Stored records:
⟨
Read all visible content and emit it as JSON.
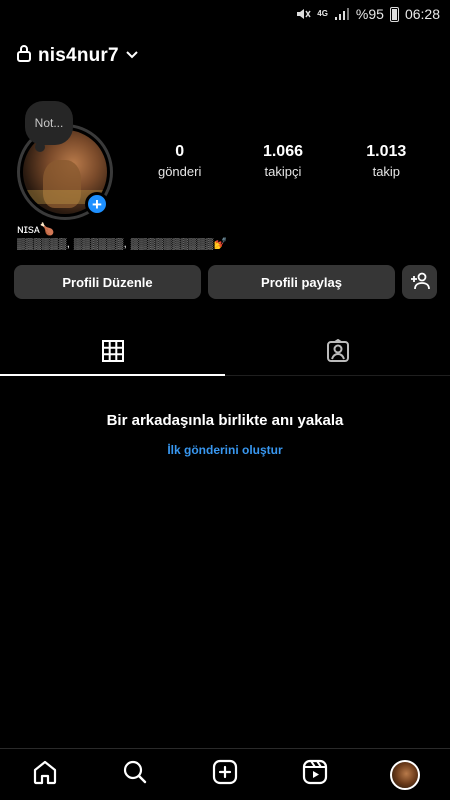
{
  "status_bar": {
    "network": "4G",
    "battery": "%95",
    "time": "06:28"
  },
  "header": {
    "username": "nis4nur7"
  },
  "profile": {
    "note": "Not...",
    "stats": [
      {
        "value": "0",
        "label": "gönderi"
      },
      {
        "value": "1.066",
        "label": "takipçi"
      },
      {
        "value": "1.013",
        "label": "takip"
      }
    ],
    "bio_name": "ɴɪsᴀ🍗",
    "bio_text": "▒▒▒▒▒▒, ▒▒▒▒▒▒, ▒▒▒▒▒▒▒▒▒▒💅"
  },
  "buttons": {
    "edit": "Profili Düzenle",
    "share": "Profili paylaş"
  },
  "empty_state": {
    "title": "Bir arkadaşınla birlikte anı yakala",
    "link": "İlk gönderini oluştur"
  },
  "icons": {
    "lock": "lock-icon",
    "chevron": "chevron-down-icon",
    "grid": "grid-icon",
    "tagged": "tagged-icon",
    "home": "home-icon",
    "search": "search-icon",
    "create": "create-icon",
    "reels": "reels-icon"
  },
  "colors": {
    "background": "#000000",
    "button": "#363636",
    "link": "#3897f0",
    "add_story": "#1e90ff"
  }
}
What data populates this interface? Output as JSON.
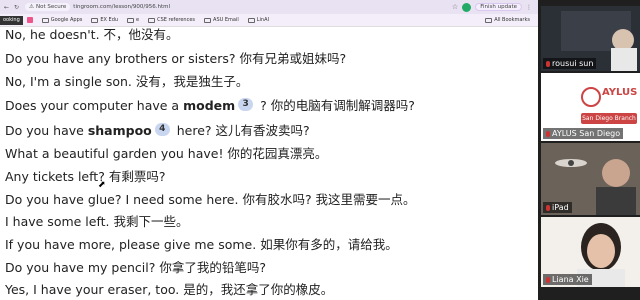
{
  "browser": {
    "topbar": {
      "security": "Not Secure",
      "url": "tingroom.com/lesson/900/956.html",
      "finish_update": "Finish update"
    },
    "bookmarks": [
      {
        "label": "ooking",
        "kind": "tag"
      },
      {
        "label": "Google Apps",
        "kind": "folder"
      },
      {
        "label": "EX Edu",
        "kind": "folder"
      },
      {
        "label": "e",
        "kind": "folder"
      },
      {
        "label": "CSE references",
        "kind": "folder"
      },
      {
        "label": "ASU Email",
        "kind": "folder"
      },
      {
        "label": "LinAI",
        "kind": "folder"
      }
    ],
    "all_bookmarks": "All Bookmarks"
  },
  "lesson": {
    "lines": [
      {
        "text": "No, he doesn't. 不，他没有。"
      },
      {
        "text": "Do you have any brothers or sisters? 你有兄弟或姐妹吗?"
      },
      {
        "text": "No, I'm a single son. 没有，我是独生子。"
      },
      {
        "before": "Does your computer have a ",
        "word": "modem",
        "note": "3",
        "after": " ? 你的电脑有调制解调器吗?"
      },
      {
        "before": "Do you have ",
        "word": "shampoo",
        "note": "4",
        "after": " here? 这儿有香波卖吗?"
      },
      {
        "text": "What a beautiful garden you have! 你的花园真漂亮。"
      },
      {
        "text": "Any tickets left? 有剩票吗?"
      },
      {
        "text": "Do you have glue? I need some here. 你有胶水吗? 我这里需要一点。"
      },
      {
        "text": "I have some left. 我剩下一些。"
      },
      {
        "text": "If you have more, please give me some. 如果你有多的，请给我。"
      },
      {
        "text": "Do you have my pencil? 你拿了我的铅笔吗?"
      },
      {
        "text": "Yes, I have your eraser, too. 是的，我还拿了你的橡皮。"
      }
    ]
  },
  "participants": [
    {
      "name": "rousui sun"
    },
    {
      "name": "AYLUS San Diego",
      "logo_text": "AYLUS",
      "branch": "San Diego Branch"
    },
    {
      "name": "iPad"
    },
    {
      "name": "Liana Xie"
    }
  ],
  "colors": {
    "topbar_bg": "#e9e2f3",
    "note_badge": "#c9d6f0",
    "aylus_red": "#c44"
  }
}
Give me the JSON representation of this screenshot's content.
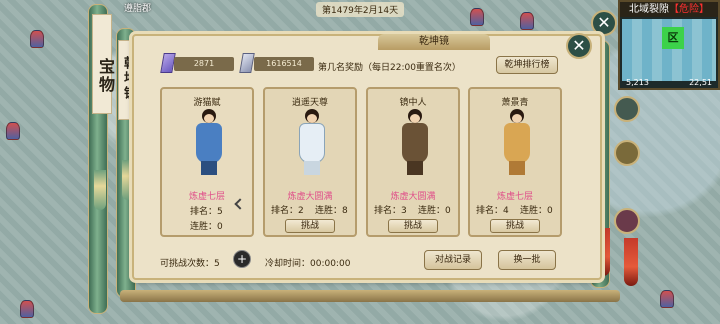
{
  "window": {
    "date": "第1479年2月14天",
    "top_name": "遵脂郡"
  },
  "minimap": {
    "title": "北域裂隙",
    "danger": "【危险】",
    "zone_label": "区",
    "coord_left": "5,213",
    "coord_right": "22,51"
  },
  "treasure_scroll": {
    "label": "宝物"
  },
  "mirror_scroll": {
    "label": "乾坤镜"
  },
  "panel": {
    "title": "乾坤镜",
    "currency1": "2871",
    "currency2": "1616514",
    "reward_text": "第几名奖励（每日22:00重置名次）",
    "rank_button": "乾坤排行榜"
  },
  "cards": [
    {
      "name": "游猫赋",
      "realm": "炼虚七层",
      "rank_label": "排名：5",
      "streak_label": "连胜：0",
      "robe_color": "#4a7fc2",
      "show_button": false
    },
    {
      "name": "逍遥天尊",
      "realm": "炼虚大圆满",
      "rank_label": "排名：2",
      "streak_label": "连胜：8",
      "robe_color": "#e6eef5",
      "show_button": true,
      "button": "挑战"
    },
    {
      "name": "镜中人",
      "realm": "炼虚大圆满",
      "rank_label": "排名：3",
      "streak_label": "连胜：0",
      "robe_color": "#6a5236",
      "show_button": true,
      "button": "挑战"
    },
    {
      "name": "萧景青",
      "realm": "炼虚七层",
      "rank_label": "排名：4",
      "streak_label": "连胜：0",
      "robe_color": "#d9a653",
      "show_button": true,
      "button": "挑战"
    }
  ],
  "footer": {
    "remaining": "可挑战次数：5",
    "add_symbol": "+",
    "cooldown": "冷却时间：00:00:00",
    "record_button": "对战记录",
    "refresh_button": "换一批"
  },
  "icons": {
    "close": "close-icon",
    "add": "plus-icon",
    "currency1": "purple-crystal-icon",
    "currency2": "silver-crystal-icon"
  }
}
⟩
§ **GIVEN PROBLEM**: Leaving the pictures aside, transcribe the entire listing exactly.

§ **TASK RESULT**:
Read all visible content and emit it as JSON.
{
  "status_bar": {
    "network": "4G",
    "battery": "%95",
    "time": "06:28"
  },
  "header": {
    "username": "nis4nur7"
  },
  "profile": {
    "note": "Not...",
    "stats": [
      {
        "value": "0",
        "label": "gönderi"
      },
      {
        "value": "1.066",
        "label": "takipçi"
      },
      {
        "value": "1.013",
        "label": "takip"
      }
    ],
    "bio_name": "ɴɪsᴀ🍗",
    "bio_text": "▒▒▒▒▒▒, ▒▒▒▒▒▒, ▒▒▒▒▒▒▒▒▒▒💅"
  },
  "buttons": {
    "edit": "Profili Düzenle",
    "share": "Profili paylaş"
  },
  "empty_state": {
    "title": "Bir arkadaşınla birlikte anı yakala",
    "link": "İlk gönderini oluştur"
  },
  "icons": {
    "lock": "lock-icon",
    "chevron": "chevron-down-icon",
    "grid": "grid-icon",
    "tagged": "tagged-icon",
    "home": "home-icon",
    "search": "search-icon",
    "create": "create-icon",
    "reels": "reels-icon"
  },
  "colors": {
    "background": "#000000",
    "button": "#363636",
    "link": "#3897f0",
    "add_story": "#1e90ff"
  }
}
What data populates this interface? Output as JSON.
{
  "browser": {
    "topbar": {
      "security": "Not Secure",
      "url": "tingroom.com/lesson/900/956.html",
      "finish_update": "Finish update"
    },
    "bookmarks": [
      {
        "label": "ooking",
        "kind": "tag"
      },
      {
        "label": "Google Apps",
        "kind": "folder"
      },
      {
        "label": "EX Edu",
        "kind": "folder"
      },
      {
        "label": "e",
        "kind": "folder"
      },
      {
        "label": "CSE references",
        "kind": "folder"
      },
      {
        "label": "ASU Email",
        "kind": "folder"
      },
      {
        "label": "LinAI",
        "kind": "folder"
      }
    ],
    "all_bookmarks": "All Bookmarks"
  },
  "lesson": {
    "lines": [
      {
        "text": "No, he doesn't. 不，他没有。"
      },
      {
        "text": "Do you have any brothers or sisters? 你有兄弟或姐妹吗?"
      },
      {
        "text": "No, I'm a single son. 没有，我是独生子。"
      },
      {
        "before": "Does your computer have a ",
        "word": "modem",
        "note": "3",
        "after": " ? 你的电脑有调制解调器吗?"
      },
      {
        "before": "Do you have ",
        "word": "shampoo",
        "note": "4",
        "after": " here? 这儿有香波卖吗?"
      },
      {
        "text": "What a beautiful garden you have! 你的花园真漂亮。"
      },
      {
        "text": "Any tickets left? 有剩票吗?"
      },
      {
        "text": "Do you have glue? I need some here. 你有胶水吗? 我这里需要一点。"
      },
      {
        "text": "I have some left. 我剩下一些。"
      },
      {
        "text": "If you have more, please give me some. 如果你有多的，请给我。"
      },
      {
        "text": "Do you have my pencil? 你拿了我的铅笔吗?"
      },
      {
        "text": "Yes, I have your eraser, too. 是的，我还拿了你的橡皮。"
      }
    ]
  },
  "participants": [
    {
      "name": "rousui sun"
    },
    {
      "name": "AYLUS San Diego",
      "logo_text": "AYLUS",
      "branch": "San Diego Branch"
    },
    {
      "name": "iPad"
    },
    {
      "name": "Liana Xie"
    }
  ],
  "colors": {
    "topbar_bg": "#e9e2f3",
    "note_badge": "#c9d6f0",
    "aylus_red": "#c44"
  }
}
Give me the JSON representation of this screenshot's content.
{
  "window": {
    "date": "第1479年2月14天",
    "top_name": "遵脂郡"
  },
  "minimap": {
    "title": "北域裂隙",
    "danger": "【危险】",
    "zone_label": "区",
    "coord_left": "5,213",
    "coord_right": "22,51"
  },
  "treasure_scroll": {
    "label": "宝物"
  },
  "mirror_scroll": {
    "label": "乾坤镜"
  },
  "panel": {
    "title": "乾坤镜",
    "currency1": "2871",
    "currency2": "1616514",
    "reward_text": "第几名奖励（每日22:00重置名次）",
    "rank_button": "乾坤排行榜"
  },
  "cards": [
    {
      "name": "游猫赋",
      "realm": "炼虚七层",
      "rank_label": "排名：5",
      "streak_label": "连胜：0",
      "robe_color": "#4a7fc2",
      "show_button": false
    },
    {
      "name": "逍遥天尊",
      "realm": "炼虚大圆满",
      "rank_label": "排名：2",
      "streak_label": "连胜：8",
      "robe_color": "#e6eef5",
      "show_button": true,
      "button": "挑战"
    },
    {
      "name": "镜中人",
      "realm": "炼虚大圆满",
      "rank_label": "排名：3",
      "streak_label": "连胜：0",
      "robe_color": "#6a5236",
      "show_button": true,
      "button": "挑战"
    },
    {
      "name": "萧景青",
      "realm": "炼虚七层",
      "rank_label": "排名：4",
      "streak_label": "连胜：0",
      "robe_color": "#d9a653",
      "show_button": true,
      "button": "挑战"
    }
  ],
  "footer": {
    "remaining": "可挑战次数：5",
    "add_symbol": "+",
    "cooldown": "冷却时间：00:00:00",
    "record_button": "对战记录",
    "refresh_button": "换一批"
  },
  "icons": {
    "close": "close-icon",
    "add": "plus-icon",
    "currency1": "purple-crystal-icon",
    "currency2": "silver-crystal-icon"
  }
}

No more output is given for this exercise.